What this task involves :: Reproduce the records below exactly, leaving out any pictures.

━━━ Dataset rows

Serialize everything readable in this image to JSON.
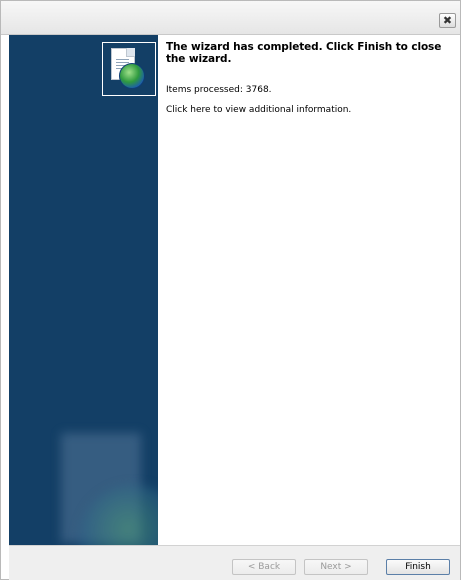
{
  "window": {
    "close_glyph": "✖"
  },
  "sidebar": {
    "icon": "document-globe-icon",
    "accent_color": "#133f66"
  },
  "main": {
    "heading": "The wizard has completed. Click Finish to close the wizard.",
    "items_processed": "Items processed: 3768.",
    "link": "Click here to view additional information."
  },
  "footer": {
    "back_label": "< Back",
    "next_label": "Next >",
    "finish_label": "Finish"
  }
}
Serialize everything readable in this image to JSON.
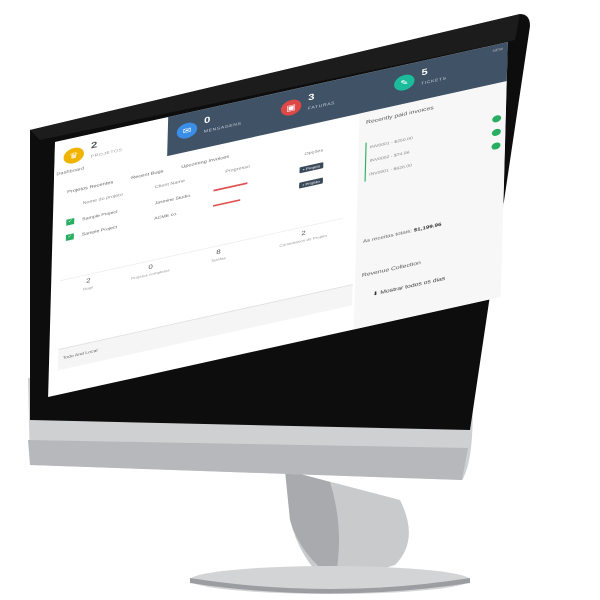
{
  "header": {
    "breadcrumb": "Dashboard",
    "status_label": "NEW"
  },
  "stats": [
    {
      "value": "2",
      "label": "PROJETOS",
      "icon": "trophy-icon",
      "color": "#f0b400"
    },
    {
      "value": "0",
      "label": "MENSAGENS",
      "icon": "envelope-icon",
      "color": "#3a8ee6"
    },
    {
      "value": "3",
      "label": "FATURAS",
      "icon": "briefcase-icon",
      "color": "#e04848"
    },
    {
      "value": "5",
      "label": "TICKETS",
      "icon": "ticket-icon",
      "color": "#1abc9c"
    }
  ],
  "projects": {
    "tabs": [
      "Projetos Recentes",
      "Recent Bugs",
      "Upcoming Invoices"
    ],
    "columns": [
      "Nome do projeto",
      "Client Name",
      "Progresso",
      "Opções"
    ],
    "rows": [
      {
        "name": "Sample Project",
        "client": "Jasmine Studio",
        "progress": 0.45,
        "action": "Projeto"
      },
      {
        "name": "Sample Project",
        "client": "ACME co.",
        "progress": 0.35,
        "action": "Projeto"
      }
    ]
  },
  "kpis": [
    {
      "value": "2",
      "label": "Bugs"
    },
    {
      "value": "0",
      "label": "Projetos completos"
    },
    {
      "value": "8",
      "label": "Tarefas"
    },
    {
      "value": "2",
      "label": "Comentarios do Projeto"
    }
  ],
  "invoices": {
    "title": "Recently paid invoices",
    "items": [
      "INV0001 - $250.00",
      "INV0002 - $74.96",
      "INV0001 - $626.00"
    ],
    "total_label": "As receitas totais:",
    "total_value": "$1,199.96"
  },
  "revenue": {
    "title": "Revenue Collection"
  },
  "footer": {
    "left_label": "Todo And Local",
    "show_all": "Mostrar todos os dias"
  },
  "colors": {
    "panel": "#3f5266",
    "green": "#27ae60",
    "red": "#e05050"
  }
}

━━━━━━

Answer to this task ::
Serialize everything readable in this image to JSON.
{
  "window": {
    "close_glyph": "✖"
  },
  "sidebar": {
    "icon": "document-globe-icon",
    "accent_color": "#133f66"
  },
  "main": {
    "heading": "The wizard has completed. Click Finish to close the wizard.",
    "items_processed": "Items processed: 3768.",
    "link": "Click here to view additional information."
  },
  "footer": {
    "back_label": "< Back",
    "next_label": "Next >",
    "finish_label": "Finish"
  }
}
Serialize everything readable in this image to JSON.
{
  "header": {
    "breadcrumb": "Dashboard",
    "status_label": "NEW"
  },
  "stats": [
    {
      "value": "2",
      "label": "PROJETOS",
      "icon": "trophy-icon",
      "color": "#f0b400"
    },
    {
      "value": "0",
      "label": "MENSAGENS",
      "icon": "envelope-icon",
      "color": "#3a8ee6"
    },
    {
      "value": "3",
      "label": "FATURAS",
      "icon": "briefcase-icon",
      "color": "#e04848"
    },
    {
      "value": "5",
      "label": "TICKETS",
      "icon": "ticket-icon",
      "color": "#1abc9c"
    }
  ],
  "projects": {
    "tabs": [
      "Projetos Recentes",
      "Recent Bugs",
      "Upcoming Invoices"
    ],
    "columns": [
      "Nome do projeto",
      "Client Name",
      "Progresso",
      "Opções"
    ],
    "rows": [
      {
        "name": "Sample Project",
        "client": "Jasmine Studio",
        "progress": 0.45,
        "action": "Projeto"
      },
      {
        "name": "Sample Project",
        "client": "ACME co.",
        "progress": 0.35,
        "action": "Projeto"
      }
    ]
  },
  "kpis": [
    {
      "value": "2",
      "label": "Bugs"
    },
    {
      "value": "0",
      "label": "Projetos completos"
    },
    {
      "value": "8",
      "label": "Tarefas"
    },
    {
      "value": "2",
      "label": "Comentarios do Projeto"
    }
  ],
  "invoices": {
    "title": "Recently paid invoices",
    "items": [
      "INV0001 - $250.00",
      "INV0002 - $74.96",
      "INV0001 - $626.00"
    ],
    "total_label": "As receitas totais:",
    "total_value": "$1,199.96"
  },
  "revenue": {
    "title": "Revenue Collection"
  },
  "footer": {
    "left_label": "Todo And Local",
    "show_all": "Mostrar todos os dias"
  },
  "colors": {
    "panel": "#3f5266",
    "green": "#27ae60",
    "red": "#e05050"
  }
}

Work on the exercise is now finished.